■ TASK INSTRUCTIONS ■
The listing below should be printed exactly, every line of it. Skip the pictures.
begin
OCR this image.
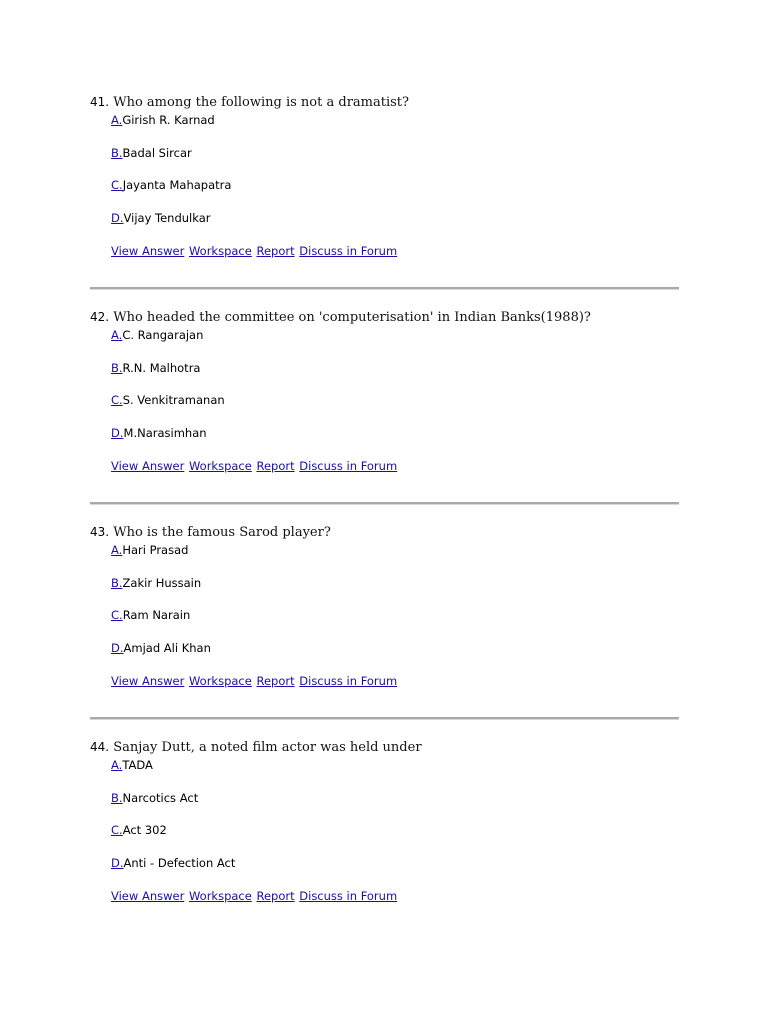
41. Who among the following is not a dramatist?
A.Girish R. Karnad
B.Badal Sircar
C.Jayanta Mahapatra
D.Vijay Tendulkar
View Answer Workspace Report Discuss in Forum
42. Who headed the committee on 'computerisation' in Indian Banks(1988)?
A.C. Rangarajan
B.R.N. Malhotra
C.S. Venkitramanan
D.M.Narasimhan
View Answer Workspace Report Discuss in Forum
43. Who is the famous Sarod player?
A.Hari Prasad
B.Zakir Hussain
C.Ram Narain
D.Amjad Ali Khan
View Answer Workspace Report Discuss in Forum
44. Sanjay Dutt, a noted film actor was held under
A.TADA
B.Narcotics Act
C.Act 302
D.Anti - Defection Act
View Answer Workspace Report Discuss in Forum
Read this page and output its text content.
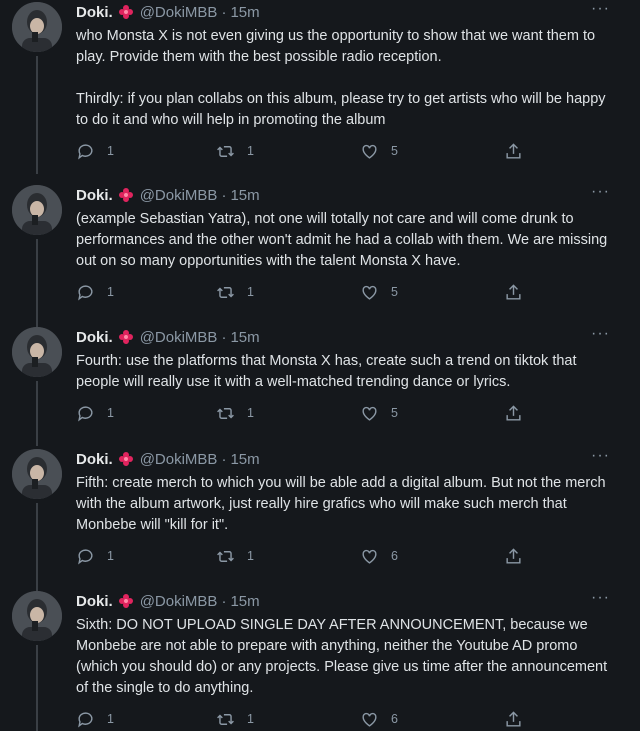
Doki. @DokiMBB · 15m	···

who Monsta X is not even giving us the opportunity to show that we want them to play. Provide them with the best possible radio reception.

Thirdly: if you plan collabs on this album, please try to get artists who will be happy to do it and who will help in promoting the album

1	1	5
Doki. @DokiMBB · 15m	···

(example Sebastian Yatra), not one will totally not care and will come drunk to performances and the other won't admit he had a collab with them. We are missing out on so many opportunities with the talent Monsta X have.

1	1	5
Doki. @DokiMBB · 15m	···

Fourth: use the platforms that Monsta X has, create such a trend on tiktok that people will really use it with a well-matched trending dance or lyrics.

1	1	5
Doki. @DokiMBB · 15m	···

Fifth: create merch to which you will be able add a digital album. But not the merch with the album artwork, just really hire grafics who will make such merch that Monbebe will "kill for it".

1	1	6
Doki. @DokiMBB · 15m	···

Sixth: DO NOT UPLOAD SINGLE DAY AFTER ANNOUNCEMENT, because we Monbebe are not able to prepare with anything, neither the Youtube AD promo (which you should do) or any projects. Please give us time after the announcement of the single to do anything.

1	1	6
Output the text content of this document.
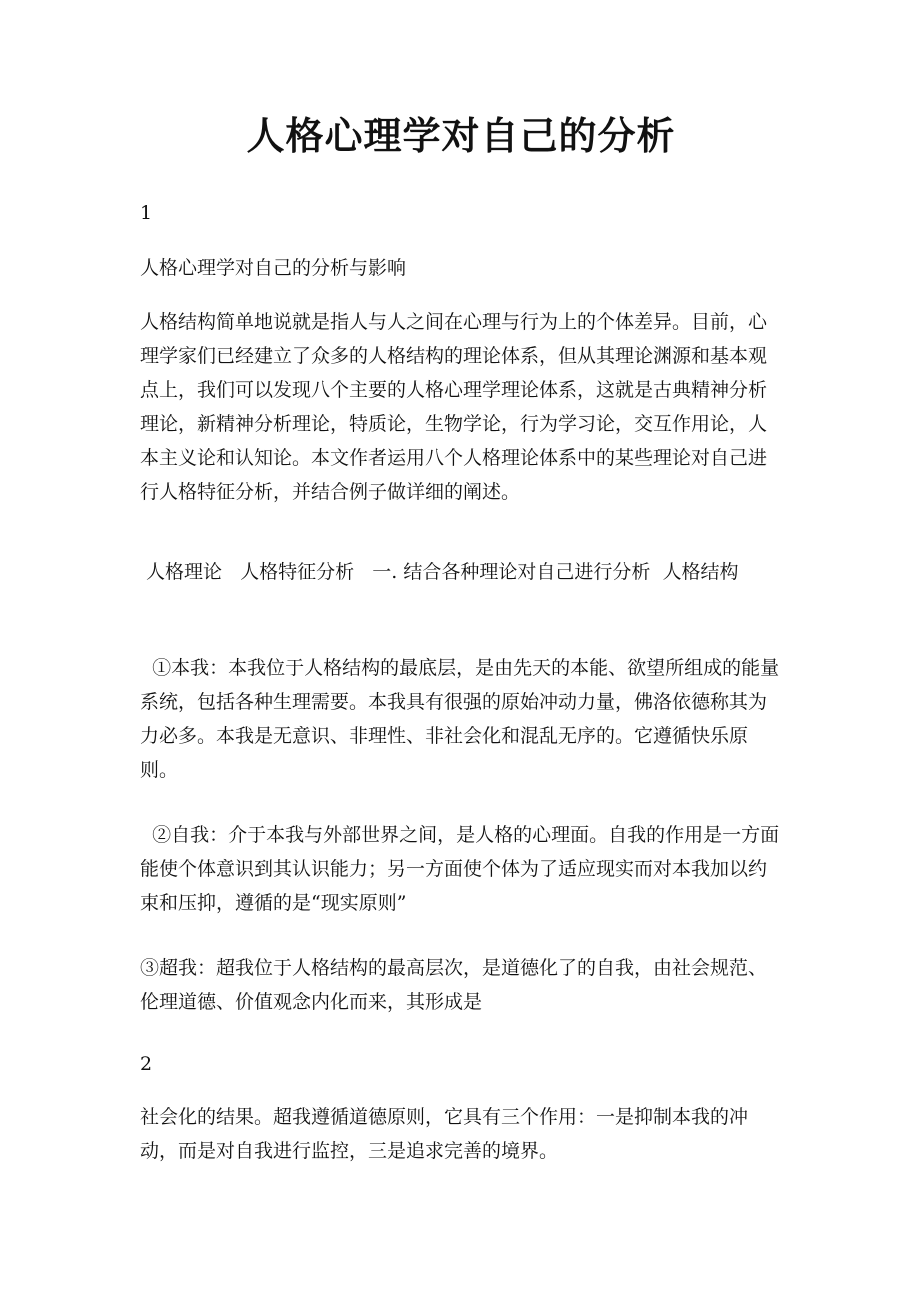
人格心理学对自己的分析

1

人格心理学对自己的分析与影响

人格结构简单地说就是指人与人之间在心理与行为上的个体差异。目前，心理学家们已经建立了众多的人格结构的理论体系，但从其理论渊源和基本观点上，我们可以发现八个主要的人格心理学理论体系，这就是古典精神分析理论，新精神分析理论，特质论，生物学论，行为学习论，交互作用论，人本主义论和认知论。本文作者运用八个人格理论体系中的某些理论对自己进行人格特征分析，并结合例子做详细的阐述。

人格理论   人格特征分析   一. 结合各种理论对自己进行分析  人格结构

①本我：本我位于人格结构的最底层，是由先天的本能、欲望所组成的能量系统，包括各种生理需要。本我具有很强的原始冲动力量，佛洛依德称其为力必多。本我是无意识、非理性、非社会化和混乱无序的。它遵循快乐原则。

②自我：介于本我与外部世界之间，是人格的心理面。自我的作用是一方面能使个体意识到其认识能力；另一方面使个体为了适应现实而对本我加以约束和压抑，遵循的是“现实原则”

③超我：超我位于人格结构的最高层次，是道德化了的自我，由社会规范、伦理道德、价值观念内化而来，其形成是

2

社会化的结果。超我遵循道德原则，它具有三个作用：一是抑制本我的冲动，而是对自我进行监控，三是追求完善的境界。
end
■ REPLY ■
OCR this image.
41. Who among the following is not a dramatist?
A.Girish R. Karnad
B.Badal Sircar
C.Jayanta Mahapatra
D.Vijay Tendulkar
View Answer Workspace Report Discuss in Forum
42. Who headed the committee on 'computerisation' in Indian Banks(1988)?
A.C. Rangarajan
B.R.N. Malhotra
C.S. Venkitramanan
D.M.Narasimhan
View Answer Workspace Report Discuss in Forum
43. Who is the famous Sarod player?
A.Hari Prasad
B.Zakir Hussain
C.Ram Narain
D.Amjad Ali Khan
View Answer Workspace Report Discuss in Forum
44. Sanjay Dutt, a noted film actor was held under
A.TADA
B.Narcotics Act
C.Act 302
D.Anti - Defection Act
View Answer Workspace Report Discuss in Forum
Read this page and output its text content.
Doki. @DokiMBB · 15m	···

who Monsta X is not even giving us the opportunity to show that we want them to play. Provide them with the best possible radio reception.

Thirdly: if you plan collabs on this album, please try to get artists who will be happy to do it and who will help in promoting the album

1	1	5
Doki. @DokiMBB · 15m	···

(example Sebastian Yatra), not one will totally not care and will come drunk to performances and the other won't admit he had a collab with them. We are missing out on so many opportunities with the talent Monsta X have.

1	1	5
Doki. @DokiMBB · 15m	···

Fourth: use the platforms that Monsta X has, create such a trend on tiktok that people will really use it with a well-matched trending dance or lyrics.

1	1	5
Doki. @DokiMBB · 15m	···

Fifth: create merch to which you will be able add a digital album. But not the merch with the album artwork, just really hire grafics who will make such merch that Monbebe will "kill for it".

1	1	6
Doki. @DokiMBB · 15m	···

Sixth: DO NOT UPLOAD SINGLE DAY AFTER ANNOUNCEMENT, because we Monbebe are not able to prepare with anything, neither the Youtube AD promo (which you should do) or any projects. Please give us time after the announcement of the single to do anything.

1	1	6
Output the text content of this document.
人格心理学对自己的分析

1

人格心理学对自己的分析与影响

人格结构简单地说就是指人与人之间在心理与行为上的个体差异。目前，心理学家们已经建立了众多的人格结构的理论体系，但从其理论渊源和基本观点上，我们可以发现八个主要的人格心理学理论体系，这就是古典精神分析理论，新精神分析理论，特质论，生物学论，行为学习论，交互作用论，人本主义论和认知论。本文作者运用八个人格理论体系中的某些理论对自己进行人格特征分析，并结合例子做详细的阐述。

人格理论   人格特征分析   一. 结合各种理论对自己进行分析  人格结构

①本我：本我位于人格结构的最底层，是由先天的本能、欲望所组成的能量系统，包括各种生理需要。本我具有很强的原始冲动力量，佛洛依德称其为力必多。本我是无意识、非理性、非社会化和混乱无序的。它遵循快乐原则。

②自我：介于本我与外部世界之间，是人格的心理面。自我的作用是一方面能使个体意识到其认识能力；另一方面使个体为了适应现实而对本我加以约束和压抑，遵循的是“现实原则”

③超我：超我位于人格结构的最高层次，是道德化了的自我，由社会规范、伦理道德、价值观念内化而来，其形成是

2

社会化的结果。超我遵循道德原则，它具有三个作用：一是抑制本我的冲动，而是对自我进行监控，三是追求完善的境界。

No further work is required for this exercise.